PROBLEM: Comb through the entries for "Customizable" and pull out each line that holds it.

Some records:
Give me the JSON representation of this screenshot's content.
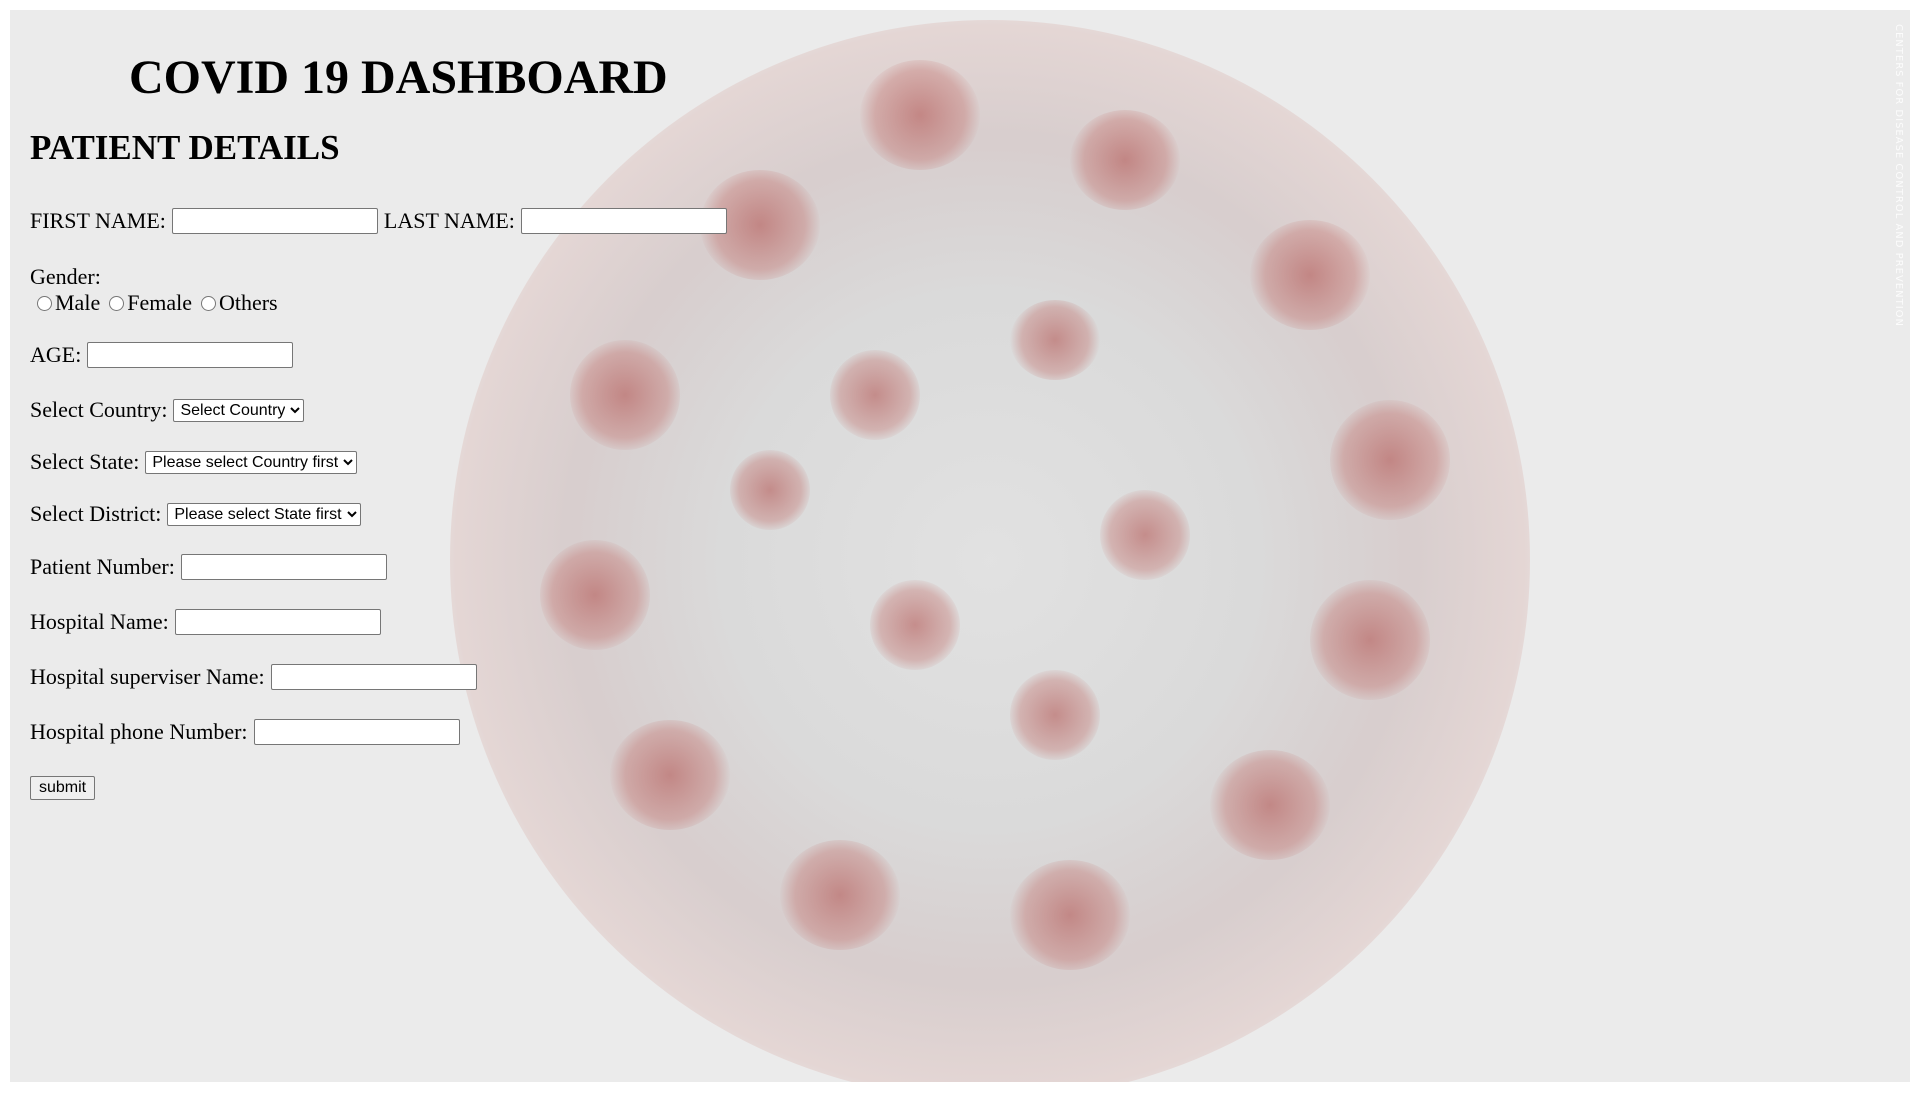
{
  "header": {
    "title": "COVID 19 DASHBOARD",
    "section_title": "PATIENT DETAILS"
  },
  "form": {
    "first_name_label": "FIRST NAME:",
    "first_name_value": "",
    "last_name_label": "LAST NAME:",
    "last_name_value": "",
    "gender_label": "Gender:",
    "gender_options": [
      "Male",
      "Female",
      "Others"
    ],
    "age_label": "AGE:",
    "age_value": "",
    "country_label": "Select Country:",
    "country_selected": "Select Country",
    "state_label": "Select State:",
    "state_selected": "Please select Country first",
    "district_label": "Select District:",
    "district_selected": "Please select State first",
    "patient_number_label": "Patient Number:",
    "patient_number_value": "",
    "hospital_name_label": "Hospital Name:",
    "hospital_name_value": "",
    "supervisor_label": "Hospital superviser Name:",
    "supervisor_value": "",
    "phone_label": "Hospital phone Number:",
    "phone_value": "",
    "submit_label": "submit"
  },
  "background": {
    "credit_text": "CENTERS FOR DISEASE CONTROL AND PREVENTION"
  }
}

==

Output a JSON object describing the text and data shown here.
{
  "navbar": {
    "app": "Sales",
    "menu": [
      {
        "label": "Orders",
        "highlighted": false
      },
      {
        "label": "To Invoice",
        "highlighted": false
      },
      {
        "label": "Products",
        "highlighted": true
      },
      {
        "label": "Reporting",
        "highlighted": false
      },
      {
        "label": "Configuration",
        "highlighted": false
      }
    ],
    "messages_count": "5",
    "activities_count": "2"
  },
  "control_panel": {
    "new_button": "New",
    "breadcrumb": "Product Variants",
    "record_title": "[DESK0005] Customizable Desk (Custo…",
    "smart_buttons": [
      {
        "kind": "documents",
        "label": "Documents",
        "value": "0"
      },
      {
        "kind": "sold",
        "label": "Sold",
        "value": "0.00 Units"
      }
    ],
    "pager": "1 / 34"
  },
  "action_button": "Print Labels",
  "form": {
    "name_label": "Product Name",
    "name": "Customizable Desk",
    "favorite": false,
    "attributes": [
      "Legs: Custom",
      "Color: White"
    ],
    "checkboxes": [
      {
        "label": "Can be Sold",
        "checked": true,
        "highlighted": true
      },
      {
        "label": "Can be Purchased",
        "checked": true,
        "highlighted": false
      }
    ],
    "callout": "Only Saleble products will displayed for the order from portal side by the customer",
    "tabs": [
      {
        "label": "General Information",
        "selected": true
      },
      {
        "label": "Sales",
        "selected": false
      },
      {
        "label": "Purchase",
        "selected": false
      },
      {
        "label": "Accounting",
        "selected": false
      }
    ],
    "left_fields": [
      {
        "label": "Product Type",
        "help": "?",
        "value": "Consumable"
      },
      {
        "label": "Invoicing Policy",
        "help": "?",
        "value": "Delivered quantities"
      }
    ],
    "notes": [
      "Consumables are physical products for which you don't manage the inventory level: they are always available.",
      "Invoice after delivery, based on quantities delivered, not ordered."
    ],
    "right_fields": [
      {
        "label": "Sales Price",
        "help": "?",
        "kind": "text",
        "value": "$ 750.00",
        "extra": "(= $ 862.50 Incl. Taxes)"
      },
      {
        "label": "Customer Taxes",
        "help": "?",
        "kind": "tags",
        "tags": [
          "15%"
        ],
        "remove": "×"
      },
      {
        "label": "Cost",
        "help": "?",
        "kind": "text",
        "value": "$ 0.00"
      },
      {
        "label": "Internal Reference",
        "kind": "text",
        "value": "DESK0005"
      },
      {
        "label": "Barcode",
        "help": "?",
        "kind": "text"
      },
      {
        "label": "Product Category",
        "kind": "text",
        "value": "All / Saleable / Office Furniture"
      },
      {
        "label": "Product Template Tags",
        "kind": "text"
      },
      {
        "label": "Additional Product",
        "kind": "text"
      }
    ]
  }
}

THE REPLY:
    "record_title": "[DESK0005] Customizable Desk (Custo…",
    "name": "Customizable Desk",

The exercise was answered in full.